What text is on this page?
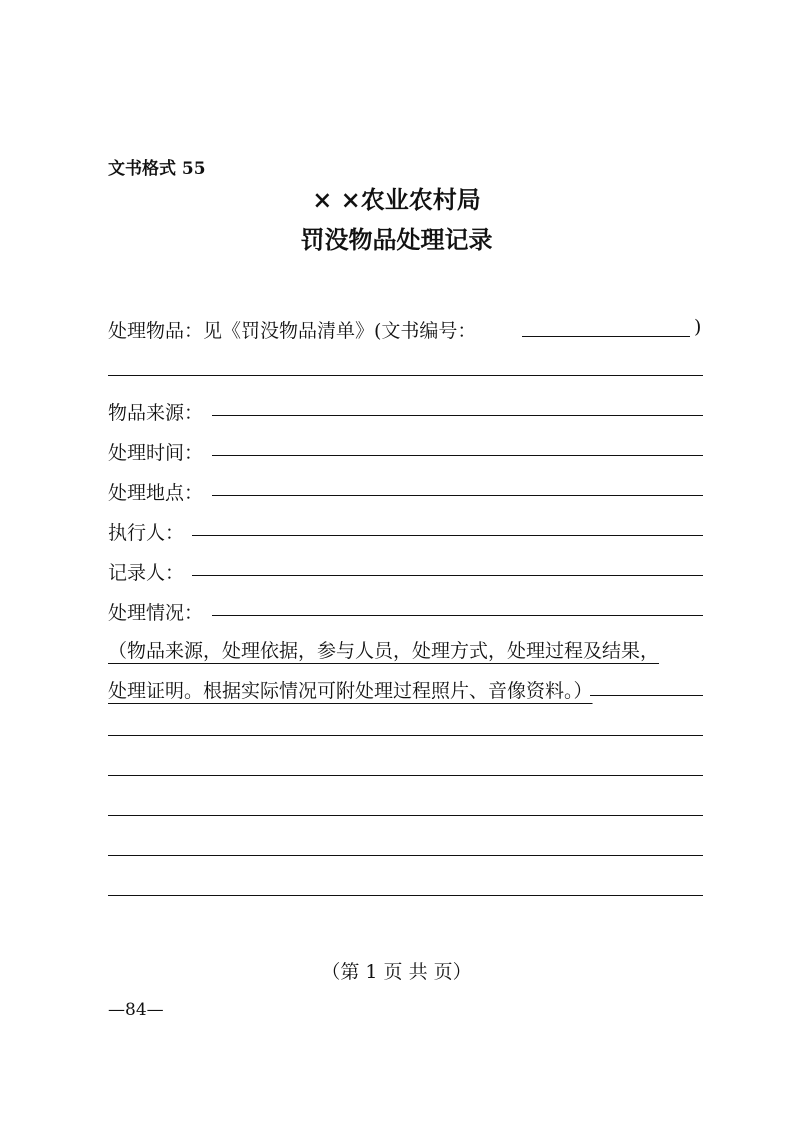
文书格式 55
× ×农业农村局
罚没物品处理记录
处理物品：见《罚没物品清单》(文书编号：	)
物品来源：
处理时间：
处理地点：
执行人：
记录人：
处理情况：
（物品来源，处理依据，参与人员，处理方式，处理过程及结果，
处理证明。根据实际情况可附处理过程照片、音像资料。）
（第 1 页 共 页）
—84—
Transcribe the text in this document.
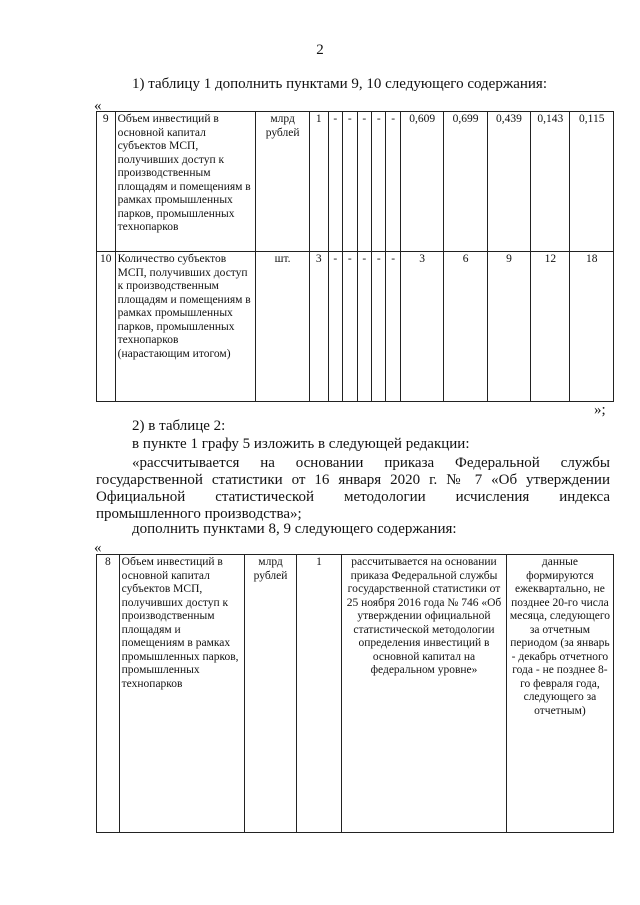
2
1) таблицу 1 дополнить пунктами 9, 10 следующего содержания:
«
9	Объем инвестиций в основной капитал субъектов МСП, получивших доступ к производственным площадям и помещениям в рамках промышленных парков, промышленных технопарков	млрд рублей	1	-	-	-	-	-	0,609	0,699	0,439	0,143	0,115
10	Количество субъектов МСП, получивших доступ к производственным площадям и помещениям в рамках промышленных парков, промышленных технопарков (нарастающим итогом)	шт.	3	-	-	-	-	-	3	6	9	12	18
»;
2) в таблице 2:
в пункте 1 графу 5 изложить в следующей редакции:
«рассчитывается на основании приказа Федеральной службы государственной статистики от 16 января 2020 г. № 7 «Об утверждении Официальной статистической методологии исчисления индекса промышленного производства»;
дополнить пунктами 8, 9 следующего содержания:
«
8	Объем инвестиций в основной капитал субъектов МСП, получивших доступ к производственным площадям и помещениям в рамках промышленных парков, промышленных технопарков	млрд рублей	1	рассчитывается на основании приказа Федеральной службы государственной статистики от 25 ноября 2016 года № 746 «Об утверждении официальной статистической методологии определения инвестиций в основной капитал на федеральном уровне»	данные формируются ежеквартально, не позднее 20-го числа месяца, следующего за отчетным периодом (за январь - декабрь отчетного года - не позднее 8-го февраля года, следующего за отчетным)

○ ○ ○ ○

Stated problem
Please write out all of the material above without changing a word, and omit any pictures.

Result of this exercise
What text is on this page?
文书格式 55
× ×农业农村局
罚没物品处理记录
处理物品：见《罚没物品清单》(文书编号：	)
物品来源：
处理时间：
处理地点：
执行人：
记录人：
处理情况：
（物品来源，处理依据，参与人员，处理方式，处理过程及结果，
处理证明。根据实际情况可附处理过程照片、音像资料。）
（第 1 页 共 页）
—84—
Transcribe the text in this document.
2
1) таблицу 1 дополнить пунктами 9, 10 следующего содержания:
«
9	Объем инвестиций в основной капитал субъектов МСП, получивших доступ к производственным площадям и помещениям в рамках промышленных парков, промышленных технопарков	млрд рублей	1	-	-	-	-	-	0,609	0,699	0,439	0,143	0,115
10	Количество субъектов МСП, получивших доступ к производственным площадям и помещениям в рамках промышленных парков, промышленных технопарков (нарастающим итогом)	шт.	3	-	-	-	-	-	3	6	9	12	18
»;
2) в таблице 2:
в пункте 1 графу 5 изложить в следующей редакции:
«рассчитывается на основании приказа Федеральной службы государственной статистики от 16 января 2020 г. № 7 «Об утверждении Официальной статистической методологии исчисления индекса промышленного производства»;
дополнить пунктами 8, 9 следующего содержания:
«
8	Объем инвестиций в основной капитал субъектов МСП, получивших доступ к производственным площадям и помещениям в рамках промышленных парков, промышленных технопарков	млрд рублей	1	рассчитывается на основании приказа Федеральной службы государственной статистики от 25 ноября 2016 года № 746 «Об утверждении официальной статистической методологии определения инвестиций в основной капитал на федеральном уровне»	данные формируются ежеквартально, не позднее 20-го числа месяца, следующего за отчетным периодом (за январь - декабрь отчетного года - не позднее 8-го февраля года, следующего за отчетным)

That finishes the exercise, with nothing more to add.